▶ [Excerpt from a dataset]:
▬▬▬▬▬▬▬▬▬▬
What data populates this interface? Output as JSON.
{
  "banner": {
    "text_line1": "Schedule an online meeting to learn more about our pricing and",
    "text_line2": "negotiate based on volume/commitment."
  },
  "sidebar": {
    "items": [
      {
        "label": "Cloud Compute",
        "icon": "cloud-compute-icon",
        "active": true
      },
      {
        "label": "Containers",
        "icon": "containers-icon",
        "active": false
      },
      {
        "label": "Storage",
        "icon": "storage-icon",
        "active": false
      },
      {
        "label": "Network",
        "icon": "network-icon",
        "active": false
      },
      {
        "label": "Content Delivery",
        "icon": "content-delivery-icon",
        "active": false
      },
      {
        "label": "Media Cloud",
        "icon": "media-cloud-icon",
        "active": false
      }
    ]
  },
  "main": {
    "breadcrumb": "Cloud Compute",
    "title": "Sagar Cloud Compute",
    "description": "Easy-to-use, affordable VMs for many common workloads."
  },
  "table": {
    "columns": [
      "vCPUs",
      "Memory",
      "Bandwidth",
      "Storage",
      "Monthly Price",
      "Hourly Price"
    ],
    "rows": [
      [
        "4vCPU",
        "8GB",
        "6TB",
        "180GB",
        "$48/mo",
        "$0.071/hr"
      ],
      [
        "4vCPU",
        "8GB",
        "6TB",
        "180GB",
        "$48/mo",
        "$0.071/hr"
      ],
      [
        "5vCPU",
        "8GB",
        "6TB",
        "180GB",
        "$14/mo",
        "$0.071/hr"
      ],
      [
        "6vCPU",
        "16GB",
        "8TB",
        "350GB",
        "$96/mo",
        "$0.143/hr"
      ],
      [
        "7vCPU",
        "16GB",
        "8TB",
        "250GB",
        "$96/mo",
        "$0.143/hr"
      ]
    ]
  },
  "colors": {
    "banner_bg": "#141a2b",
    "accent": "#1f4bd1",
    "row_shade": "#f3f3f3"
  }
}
▬▬▬▬▬▬▬▬▬▬
▶ [Task goal]:
Set down all of the data above, word for word.

▶ [Exercise response]:
What data populates this interface? Output as JSON.
{
  "banner": {
    "text_line1": "Schedule an online meeting to learn more about our pricing and",
    "text_line2": "negotiate based on volume/commitment."
  },
  "sidebar": {
    "items": [
      {
        "label": "Cloud Compute",
        "icon": "cloud-compute-icon",
        "active": true
      },
      {
        "label": "Containers",
        "icon": "containers-icon",
        "active": false
      },
      {
        "label": "Storage",
        "icon": "storage-icon",
        "active": false
      },
      {
        "label": "Network",
        "icon": "network-icon",
        "active": false
      },
      {
        "label": "Content Delivery",
        "icon": "content-delivery-icon",
        "active": false
      },
      {
        "label": "Media Cloud",
        "icon": "media-cloud-icon",
        "active": false
      }
    ]
  },
  "main": {
    "breadcrumb": "Cloud Compute",
    "title": "Sagar Cloud Compute",
    "description": "Easy-to-use, affordable VMs for many common workloads."
  },
  "table": {
    "columns": [
      "vCPUs",
      "Memory",
      "Bandwidth",
      "Storage",
      "Monthly Price",
      "Hourly Price"
    ],
    "rows": [
      [
        "4vCPU",
        "8GB",
        "6TB",
        "180GB",
        "$48/mo",
        "$0.071/hr"
      ],
      [
        "4vCPU",
        "8GB",
        "6TB",
        "180GB",
        "$48/mo",
        "$0.071/hr"
      ],
      [
        "5vCPU",
        "8GB",
        "6TB",
        "180GB",
        "$14/mo",
        "$0.071/hr"
      ],
      [
        "6vCPU",
        "16GB",
        "8TB",
        "350GB",
        "$96/mo",
        "$0.143/hr"
      ],
      [
        "7vCPU",
        "16GB",
        "8TB",
        "250GB",
        "$96/mo",
        "$0.143/hr"
      ]
    ]
  },
  "colors": {
    "banner_bg": "#141a2b",
    "accent": "#1f4bd1",
    "row_shade": "#f3f3f3"
  }
}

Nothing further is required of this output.